### Your goal
Skip the pictures. Repeat everything else in the records word for word.

====== Input for this task ======

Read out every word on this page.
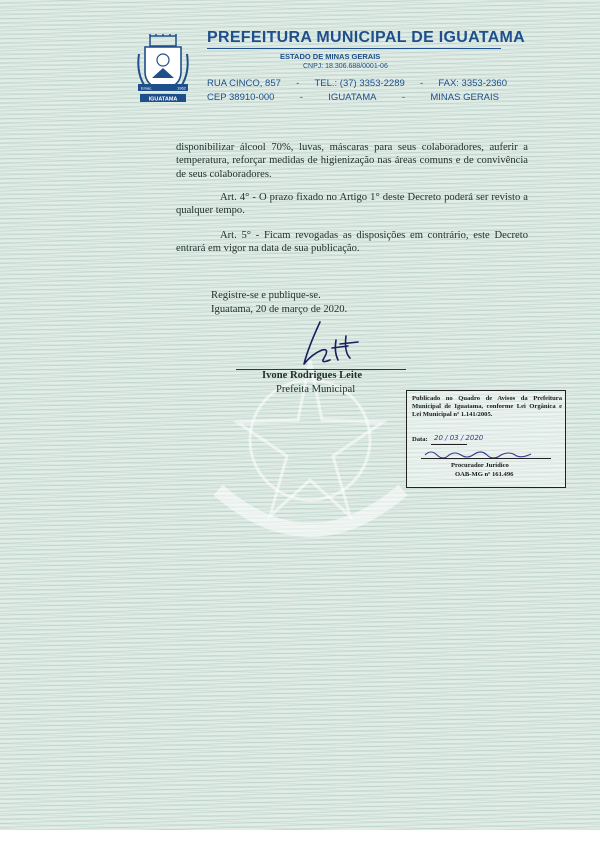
Emac.	1962
IGUATAMA
PREFEITURA MUNICIPAL DE IGUATAMA
ESTADO DE MINAS GERAIS
CNPJ: 18.306.688/0001-06
RUA CINCO, 857 - TEL.: (37) 3353-2289 - FAX: 3353-2360
CEP 38910-000	-	IGUATAMA	-	MINAS GERAIS
disponibilizar álcool 70%, luvas, máscaras para seus colaboradores, auferir a temperatura, reforçar medidas de higienização nas áreas comuns e de convivência de seus colaboradores.
Art. 4° - O prazo fixado no Artigo 1° deste Decreto poderá ser revisto a qualquer tempo.
Art. 5° - Ficam revogadas as disposições em contrário, este Decreto entrará em vigor na data de sua publicação.
Registre-se e publique-se.
Iguatama, 20 de março de 2020.
Ivone Rodrigues Leite
Prefeita Municipal
Publicado no Quadro de Avisos da Prefeitura Municipal de Iguatama, conforme Lei Orgânica e Lei Municipal nº 1.141/2005.
Data: 20 / 03 / 2020
Procurador Jurídico
OAB-MG nº 161.496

======

### Problem solution
Read out every word on this page.
Emac.	1962
IGUATAMA
PREFEITURA MUNICIPAL DE IGUATAMA
ESTADO DE MINAS GERAIS
CNPJ: 18.306.688/0001-06
RUA CINCO, 857 - TEL.: (37) 3353-2289 - FAX: 3353-2360
CEP 38910-000	-	IGUATAMA	-	MINAS GERAIS
disponibilizar álcool 70%, luvas, máscaras para seus colaboradores, auferir a temperatura, reforçar medidas de higienização nas áreas comuns e de convivência de seus colaboradores.
Art. 4° - O prazo fixado no Artigo 1° deste Decreto poderá ser revisto a qualquer tempo.
Art. 5° - Ficam revogadas as disposições em contrário, este Decreto entrará em vigor na data de sua publicação.
Registre-se e publique-se.
Iguatama, 20 de março de 2020.
Ivone Rodrigues Leite
Prefeita Municipal
Publicado no Quadro de Avisos da Prefeitura Municipal de Iguatama, conforme Lei Orgânica e Lei Municipal nº 1.141/2005.
Data: 20 / 03 / 2020
Procurador Jurídico
OAB-MG nº 161.496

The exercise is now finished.